## Your task
Every record must be repeated exactly, with no omission.
....
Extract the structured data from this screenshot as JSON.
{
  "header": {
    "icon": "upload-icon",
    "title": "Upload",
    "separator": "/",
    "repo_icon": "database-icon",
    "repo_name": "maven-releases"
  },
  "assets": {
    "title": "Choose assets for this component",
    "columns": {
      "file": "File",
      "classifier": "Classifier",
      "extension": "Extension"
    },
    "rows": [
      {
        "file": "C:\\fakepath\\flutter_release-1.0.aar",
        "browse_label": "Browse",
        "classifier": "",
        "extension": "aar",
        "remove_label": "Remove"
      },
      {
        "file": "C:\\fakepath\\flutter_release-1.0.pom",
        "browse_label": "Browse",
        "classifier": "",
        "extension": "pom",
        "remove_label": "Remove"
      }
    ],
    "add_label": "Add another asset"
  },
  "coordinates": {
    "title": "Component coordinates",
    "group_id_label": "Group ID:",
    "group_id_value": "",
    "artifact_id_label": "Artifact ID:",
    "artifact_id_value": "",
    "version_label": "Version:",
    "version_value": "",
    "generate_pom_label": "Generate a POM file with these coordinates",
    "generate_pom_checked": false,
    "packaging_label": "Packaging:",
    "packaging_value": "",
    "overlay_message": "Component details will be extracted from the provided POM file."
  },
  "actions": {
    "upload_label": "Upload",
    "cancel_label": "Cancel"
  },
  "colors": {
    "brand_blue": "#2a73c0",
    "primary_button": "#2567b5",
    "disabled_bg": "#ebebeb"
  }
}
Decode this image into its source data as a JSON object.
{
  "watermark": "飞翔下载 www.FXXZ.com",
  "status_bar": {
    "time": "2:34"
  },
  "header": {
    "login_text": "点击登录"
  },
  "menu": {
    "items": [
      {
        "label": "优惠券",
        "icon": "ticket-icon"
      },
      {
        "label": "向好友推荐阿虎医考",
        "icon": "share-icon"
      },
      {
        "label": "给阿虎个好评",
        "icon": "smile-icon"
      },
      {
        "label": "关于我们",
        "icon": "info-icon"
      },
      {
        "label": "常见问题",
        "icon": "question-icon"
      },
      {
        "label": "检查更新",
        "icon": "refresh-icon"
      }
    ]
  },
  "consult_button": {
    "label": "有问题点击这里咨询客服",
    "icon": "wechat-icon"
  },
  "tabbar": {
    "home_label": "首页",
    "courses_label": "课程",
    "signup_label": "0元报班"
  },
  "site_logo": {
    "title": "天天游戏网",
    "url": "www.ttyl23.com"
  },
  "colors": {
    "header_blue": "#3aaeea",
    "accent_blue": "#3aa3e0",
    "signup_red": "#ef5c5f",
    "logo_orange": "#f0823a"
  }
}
....
## Result
Extract the structured data from this screenshot as JSON.
{
  "header": {
    "icon": "upload-icon",
    "title": "Upload",
    "separator": "/",
    "repo_icon": "database-icon",
    "repo_name": "maven-releases"
  },
  "assets": {
    "title": "Choose assets for this component",
    "columns": {
      "file": "File",
      "classifier": "Classifier",
      "extension": "Extension"
    },
    "rows": [
      {
        "file": "C:\\fakepath\\flutter_release-1.0.aar",
        "browse_label": "Browse",
        "classifier": "",
        "extension": "aar",
        "remove_label": "Remove"
      },
      {
        "file": "C:\\fakepath\\flutter_release-1.0.pom",
        "browse_label": "Browse",
        "classifier": "",
        "extension": "pom",
        "remove_label": "Remove"
      }
    ],
    "add_label": "Add another asset"
  },
  "coordinates": {
    "title": "Component coordinates",
    "group_id_label": "Group ID:",
    "group_id_value": "",
    "artifact_id_label": "Artifact ID:",
    "artifact_id_value": "",
    "version_label": "Version:",
    "version_value": "",
    "generate_pom_label": "Generate a POM file with these coordinates",
    "generate_pom_checked": false,
    "packaging_label": "Packaging:",
    "packaging_value": "",
    "overlay_message": "Component details will be extracted from the provided POM file."
  },
  "actions": {
    "upload_label": "Upload",
    "cancel_label": "Cancel"
  },
  "colors": {
    "brand_blue": "#2a73c0",
    "primary_button": "#2567b5",
    "disabled_bg": "#ebebeb"
  }
}
Decode this image into its source data as a JSON object.
{
  "watermark": "飞翔下载 www.FXXZ.com",
  "status_bar": {
    "time": "2:34"
  },
  "header": {
    "login_text": "点击登录"
  },
  "menu": {
    "items": [
      {
        "label": "优惠券",
        "icon": "ticket-icon"
      },
      {
        "label": "向好友推荐阿虎医考",
        "icon": "share-icon"
      },
      {
        "label": "给阿虎个好评",
        "icon": "smile-icon"
      },
      {
        "label": "关于我们",
        "icon": "info-icon"
      },
      {
        "label": "常见问题",
        "icon": "question-icon"
      },
      {
        "label": "检查更新",
        "icon": "refresh-icon"
      }
    ]
  },
  "consult_button": {
    "label": "有问题点击这里咨询客服",
    "icon": "wechat-icon"
  },
  "tabbar": {
    "home_label": "首页",
    "courses_label": "课程",
    "signup_label": "0元报班"
  },
  "site_logo": {
    "title": "天天游戏网",
    "url": "www.ttyl23.com"
  },
  "colors": {
    "header_blue": "#3aaeea",
    "accent_blue": "#3aa3e0",
    "signup_red": "#ef5c5f",
    "logo_orange": "#f0823a"
  }
}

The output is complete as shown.